> [What you have to do] Identify each line in the records below that contains the word "relative", and copy it.

> [Information supplied]
========

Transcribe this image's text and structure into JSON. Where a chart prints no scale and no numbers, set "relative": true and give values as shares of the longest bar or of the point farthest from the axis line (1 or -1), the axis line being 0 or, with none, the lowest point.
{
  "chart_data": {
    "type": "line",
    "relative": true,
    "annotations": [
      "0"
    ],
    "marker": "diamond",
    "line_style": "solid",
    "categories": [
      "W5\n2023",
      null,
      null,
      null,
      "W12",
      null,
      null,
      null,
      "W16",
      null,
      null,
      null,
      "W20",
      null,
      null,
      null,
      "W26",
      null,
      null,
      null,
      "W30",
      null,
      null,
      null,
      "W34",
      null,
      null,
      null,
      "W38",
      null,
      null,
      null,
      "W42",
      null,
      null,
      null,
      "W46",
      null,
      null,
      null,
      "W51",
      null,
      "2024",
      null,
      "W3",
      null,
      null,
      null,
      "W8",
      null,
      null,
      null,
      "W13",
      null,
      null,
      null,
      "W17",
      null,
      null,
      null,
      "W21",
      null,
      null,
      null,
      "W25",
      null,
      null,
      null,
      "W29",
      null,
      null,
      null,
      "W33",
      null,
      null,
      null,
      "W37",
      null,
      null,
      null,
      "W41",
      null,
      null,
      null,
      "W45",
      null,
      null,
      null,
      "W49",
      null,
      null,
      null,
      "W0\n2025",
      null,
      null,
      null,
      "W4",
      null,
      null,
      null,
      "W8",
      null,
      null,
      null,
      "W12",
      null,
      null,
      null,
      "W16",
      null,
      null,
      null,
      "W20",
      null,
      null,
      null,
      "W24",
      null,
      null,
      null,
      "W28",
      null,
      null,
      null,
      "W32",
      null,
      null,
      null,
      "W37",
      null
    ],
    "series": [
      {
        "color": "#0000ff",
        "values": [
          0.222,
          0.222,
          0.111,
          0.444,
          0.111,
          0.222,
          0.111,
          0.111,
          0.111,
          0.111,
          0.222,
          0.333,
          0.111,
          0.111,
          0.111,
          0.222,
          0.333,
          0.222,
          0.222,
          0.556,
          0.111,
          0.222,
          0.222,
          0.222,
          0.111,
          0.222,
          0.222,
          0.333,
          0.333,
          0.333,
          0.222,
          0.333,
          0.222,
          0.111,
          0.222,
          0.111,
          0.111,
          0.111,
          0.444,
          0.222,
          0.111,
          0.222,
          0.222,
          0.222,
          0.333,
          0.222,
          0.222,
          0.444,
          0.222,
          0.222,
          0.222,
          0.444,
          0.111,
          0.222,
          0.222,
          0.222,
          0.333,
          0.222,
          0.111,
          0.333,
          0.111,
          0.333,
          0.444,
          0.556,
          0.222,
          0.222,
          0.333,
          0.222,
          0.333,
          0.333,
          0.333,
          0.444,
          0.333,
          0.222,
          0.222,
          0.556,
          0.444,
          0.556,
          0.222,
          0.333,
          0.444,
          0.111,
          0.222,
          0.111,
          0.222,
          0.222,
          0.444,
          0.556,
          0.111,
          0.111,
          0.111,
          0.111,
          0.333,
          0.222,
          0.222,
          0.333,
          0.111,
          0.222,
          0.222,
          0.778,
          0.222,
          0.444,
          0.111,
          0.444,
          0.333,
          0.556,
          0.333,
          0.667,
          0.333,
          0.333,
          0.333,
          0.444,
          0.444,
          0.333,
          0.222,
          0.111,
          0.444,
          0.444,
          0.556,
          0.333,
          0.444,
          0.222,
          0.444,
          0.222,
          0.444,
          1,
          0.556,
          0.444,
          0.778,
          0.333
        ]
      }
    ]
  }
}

========

> [Solved problem]
Transcribe this image's text and structure into JSON. Where a chart prints no scale and no numbers, set "relative": true and give values as shares of the longest bar or of the point farthest from the axis line (1 or -1), the axis line being 0 or, with none, the lowest point.
    "relative": true,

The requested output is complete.